** Work required **
Any pictures should be dropped; everything else in the records is to be returned exactly.

..............................

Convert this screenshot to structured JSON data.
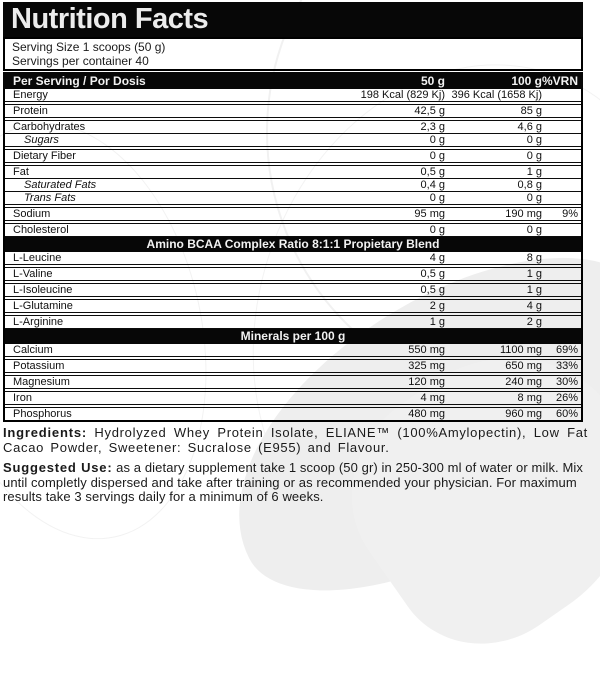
{
  "label": {
    "title": "Nutrition Facts",
    "serving_line1": "Serving Size 1 scoops (50 g)",
    "serving_line2": "Servings per container 40",
    "header": {
      "name": "Per Serving / Por Dosis",
      "col_50": "50 g",
      "col_100": "100 g",
      "col_vrn": "%VRN"
    },
    "rows": [
      {
        "label": "Energy",
        "per_50": "198 Kcal (829 Kj)",
        "per_100": "396 Kcal (1658 Kj)",
        "vrn": "",
        "sub": false,
        "divider": "thick"
      },
      {
        "label": "Protein",
        "per_50": "42,5 g",
        "per_100": "85 g",
        "vrn": "",
        "sub": false,
        "divider": "thick"
      },
      {
        "label": "Carbohydrates",
        "per_50": "2,3 g",
        "per_100": "4,6 g",
        "vrn": "",
        "sub": false,
        "divider": "thin"
      },
      {
        "label": "Sugars",
        "per_50": "0 g",
        "per_100": "0 g",
        "vrn": "",
        "sub": true,
        "divider": "thick"
      },
      {
        "label": "Dietary Fiber",
        "per_50": "0 g",
        "per_100": "0 g",
        "vrn": "",
        "sub": false,
        "divider": "thick"
      },
      {
        "label": "Fat",
        "per_50": "0,5 g",
        "per_100": "1 g",
        "vrn": "",
        "sub": false,
        "divider": "thin"
      },
      {
        "label": "Saturated Fats",
        "per_50": "0,4 g",
        "per_100": "0,8 g",
        "vrn": "",
        "sub": true,
        "divider": "thin"
      },
      {
        "label": "Trans Fats",
        "per_50": "0 g",
        "per_100": "0 g",
        "vrn": "",
        "sub": true,
        "divider": "thick"
      },
      {
        "label": "Sodium",
        "per_50": "95 mg",
        "per_100": "190 mg",
        "vrn": "9%",
        "sub": false,
        "divider": "thick"
      },
      {
        "label": "Cholesterol",
        "per_50": "0 g",
        "per_100": "0 g",
        "vrn": "",
        "sub": false,
        "divider": "thin"
      }
    ],
    "section_amino": "Amino BCAA Complex Ratio 8:1:1 Propietary Blend",
    "amino_rows": [
      {
        "label": "L-Leucine",
        "per_50": "4 g",
        "per_100": "8 g",
        "vrn": "",
        "sub": false,
        "divider": "thick"
      },
      {
        "label": "L-Valine",
        "per_50": "0,5 g",
        "per_100": "1 g",
        "vrn": "",
        "sub": false,
        "divider": "thick"
      },
      {
        "label": "L-Isoleucine",
        "per_50": "0,5 g",
        "per_100": "1 g",
        "vrn": "",
        "sub": false,
        "divider": "thick"
      },
      {
        "label": "L-Glutamine",
        "per_50": "2 g",
        "per_100": "4 g",
        "vrn": "",
        "sub": false,
        "divider": "thick"
      },
      {
        "label": "L-Arginine",
        "per_50": "1 g",
        "per_100": "2 g",
        "vrn": "",
        "sub": false,
        "divider": "thin"
      }
    ],
    "section_minerals": "Minerals per 100 g",
    "mineral_rows": [
      {
        "label": "Calcium",
        "per_50": "550 mg",
        "per_100": "1100 mg",
        "vrn": "69%",
        "sub": false,
        "divider": "thick"
      },
      {
        "label": "Potassium",
        "per_50": "325 mg",
        "per_100": "650 mg",
        "vrn": "33%",
        "sub": false,
        "divider": "thick"
      },
      {
        "label": "Magnesium",
        "per_50": "120 mg",
        "per_100": "240 mg",
        "vrn": "30%",
        "sub": false,
        "divider": "thick"
      },
      {
        "label": "Iron",
        "per_50": "4 mg",
        "per_100": "8 mg",
        "vrn": "26%",
        "sub": false,
        "divider": "thick"
      },
      {
        "label": "Phosphorus",
        "per_50": "480 mg",
        "per_100": "960 mg",
        "vrn": "60%",
        "sub": false,
        "divider": "none"
      }
    ],
    "ingredients_label": "Ingredients:",
    "ingredients_text": " Hydrolyzed Whey Protein Isolate, ELIANE™ (100%Amylopectin), Low Fat Cacao Powder, Sweetener: Sucralose (E955) and Flavour.",
    "suggested_label": "Suggested Use:",
    "suggested_text": " as a dietary supplement take 1 scoop (50 gr) in 250-300 ml of water or milk. Mix until completly dispersed and take after training or as recommended your physician. For maximum results take 3 servings daily for a minimum of 6 weeks."
  },
  "colors": {
    "bar_background": "#070707",
    "bar_text": "#f2f2f2",
    "body_text": "#141414",
    "rule": "#0c0c0c",
    "watermark": "#eeeeee"
  }
}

..............................

** Answer to this problem **
Convert this screenshot to structured JSON data.
{
  "label": {
    "title": "Nutrition Facts",
    "serving_line1": "Serving Size 1 scoops (50 g)",
    "serving_line2": "Servings per container 40",
    "header": {
      "name": "Per Serving / Por Dosis",
      "col_50": "50 g",
      "col_100": "100 g",
      "col_vrn": "%VRN"
    },
    "rows": [
      {
        "label": "Energy",
        "per_50": "198 Kcal (829 Kj)",
        "per_100": "396 Kcal (1658 Kj)",
        "vrn": "",
        "sub": false,
        "divider": "thick"
      },
      {
        "label": "Protein",
        "per_50": "42,5 g",
        "per_100": "85 g",
        "vrn": "",
        "sub": false,
        "divider": "thick"
      },
      {
        "label": "Carbohydrates",
        "per_50": "2,3 g",
        "per_100": "4,6 g",
        "vrn": "",
        "sub": false,
        "divider": "thin"
      },
      {
        "label": "Sugars",
        "per_50": "0 g",
        "per_100": "0 g",
        "vrn": "",
        "sub": true,
        "divider": "thick"
      },
      {
        "label": "Dietary Fiber",
        "per_50": "0 g",
        "per_100": "0 g",
        "vrn": "",
        "sub": false,
        "divider": "thick"
      },
      {
        "label": "Fat",
        "per_50": "0,5 g",
        "per_100": "1 g",
        "vrn": "",
        "sub": false,
        "divider": "thin"
      },
      {
        "label": "Saturated Fats",
        "per_50": "0,4 g",
        "per_100": "0,8 g",
        "vrn": "",
        "sub": true,
        "divider": "thin"
      },
      {
        "label": "Trans Fats",
        "per_50": "0 g",
        "per_100": "0 g",
        "vrn": "",
        "sub": true,
        "divider": "thick"
      },
      {
        "label": "Sodium",
        "per_50": "95 mg",
        "per_100": "190 mg",
        "vrn": "9%",
        "sub": false,
        "divider": "thick"
      },
      {
        "label": "Cholesterol",
        "per_50": "0 g",
        "per_100": "0 g",
        "vrn": "",
        "sub": false,
        "divider": "thin"
      }
    ],
    "section_amino": "Amino BCAA Complex Ratio 8:1:1 Propietary Blend",
    "amino_rows": [
      {
        "label": "L-Leucine",
        "per_50": "4 g",
        "per_100": "8 g",
        "vrn": "",
        "sub": false,
        "divider": "thick"
      },
      {
        "label": "L-Valine",
        "per_50": "0,5 g",
        "per_100": "1 g",
        "vrn": "",
        "sub": false,
        "divider": "thick"
      },
      {
        "label": "L-Isoleucine",
        "per_50": "0,5 g",
        "per_100": "1 g",
        "vrn": "",
        "sub": false,
        "divider": "thick"
      },
      {
        "label": "L-Glutamine",
        "per_50": "2 g",
        "per_100": "4 g",
        "vrn": "",
        "sub": false,
        "divider": "thick"
      },
      {
        "label": "L-Arginine",
        "per_50": "1 g",
        "per_100": "2 g",
        "vrn": "",
        "sub": false,
        "divider": "thin"
      }
    ],
    "section_minerals": "Minerals per 100 g",
    "mineral_rows": [
      {
        "label": "Calcium",
        "per_50": "550 mg",
        "per_100": "1100 mg",
        "vrn": "69%",
        "sub": false,
        "divider": "thick"
      },
      {
        "label": "Potassium",
        "per_50": "325 mg",
        "per_100": "650 mg",
        "vrn": "33%",
        "sub": false,
        "divider": "thick"
      },
      {
        "label": "Magnesium",
        "per_50": "120 mg",
        "per_100": "240 mg",
        "vrn": "30%",
        "sub": false,
        "divider": "thick"
      },
      {
        "label": "Iron",
        "per_50": "4 mg",
        "per_100": "8 mg",
        "vrn": "26%",
        "sub": false,
        "divider": "thick"
      },
      {
        "label": "Phosphorus",
        "per_50": "480 mg",
        "per_100": "960 mg",
        "vrn": "60%",
        "sub": false,
        "divider": "none"
      }
    ],
    "ingredients_label": "Ingredients:",
    "ingredients_text": " Hydrolyzed Whey Protein Isolate, ELIANE™ (100%Amylopectin), Low Fat Cacao Powder, Sweetener: Sucralose (E955) and Flavour.",
    "suggested_label": "Suggested Use:",
    "suggested_text": " as a dietary supplement take 1 scoop (50 gr) in 250-300 ml of water or milk. Mix until completly dispersed and take after training or as recommended your physician. For maximum results take 3 servings daily for a minimum of 6 weeks."
  },
  "colors": {
    "bar_background": "#070707",
    "bar_text": "#f2f2f2",
    "body_text": "#141414",
    "rule": "#0c0c0c",
    "watermark": "#eeeeee"
  }
}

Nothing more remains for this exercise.